About this task: Give back the records in their entirety, exactly.

Data to examine:
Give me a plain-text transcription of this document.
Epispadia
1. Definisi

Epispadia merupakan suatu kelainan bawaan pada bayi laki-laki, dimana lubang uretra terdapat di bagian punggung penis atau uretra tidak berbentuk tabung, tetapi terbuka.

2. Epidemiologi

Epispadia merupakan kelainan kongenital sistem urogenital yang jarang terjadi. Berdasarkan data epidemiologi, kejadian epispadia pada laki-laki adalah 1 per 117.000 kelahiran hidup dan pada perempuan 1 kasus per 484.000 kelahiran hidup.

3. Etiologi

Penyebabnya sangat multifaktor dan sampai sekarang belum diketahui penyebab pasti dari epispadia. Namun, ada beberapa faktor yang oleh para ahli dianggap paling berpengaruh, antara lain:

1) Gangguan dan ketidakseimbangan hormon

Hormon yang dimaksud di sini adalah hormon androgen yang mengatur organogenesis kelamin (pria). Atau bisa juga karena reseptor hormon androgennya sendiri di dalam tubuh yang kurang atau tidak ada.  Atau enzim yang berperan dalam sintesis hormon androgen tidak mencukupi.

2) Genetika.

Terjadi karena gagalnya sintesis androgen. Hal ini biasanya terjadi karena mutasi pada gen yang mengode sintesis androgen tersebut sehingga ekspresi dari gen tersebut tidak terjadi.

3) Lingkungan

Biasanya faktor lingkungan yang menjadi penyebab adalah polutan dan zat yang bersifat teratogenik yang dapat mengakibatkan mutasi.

Answer space:
Give me a plain-text transcription of this document.
Epispadia
1. Definisi

Epispadia merupakan suatu kelainan bawaan pada bayi laki-laki, dimana lubang uretra terdapat di bagian punggung penis atau uretra tidak berbentuk tabung, tetapi terbuka.

2. Epidemiologi

Epispadia merupakan kelainan kongenital sistem urogenital yang jarang terjadi. Berdasarkan data epidemiologi, kejadian epispadia pada laki-laki adalah 1 per 117.000 kelahiran hidup dan pada perempuan 1 kasus per 484.000 kelahiran hidup.

3. Etiologi

Penyebabnya sangat multifaktor dan sampai sekarang belum diketahui penyebab pasti dari epispadia. Namun, ada beberapa faktor yang oleh para ahli dianggap paling berpengaruh, antara lain:

1) Gangguan dan ketidakseimbangan hormon

Hormon yang dimaksud di sini adalah hormon androgen yang mengatur organogenesis kelamin (pria). Atau bisa juga karena reseptor hormon androgennya sendiri di dalam tubuh yang kurang atau tidak ada.  Atau enzim yang berperan dalam sintesis hormon androgen tidak mencukupi.

2) Genetika.

Terjadi karena gagalnya sintesis androgen. Hal ini biasanya terjadi karena mutasi pada gen yang mengode sintesis androgen tersebut sehingga ekspresi dari gen tersebut tidak terjadi.

3) Lingkungan

Biasanya faktor lingkungan yang menjadi penyebab adalah polutan dan zat yang bersifat teratogenik yang dapat mengakibatkan mutasi.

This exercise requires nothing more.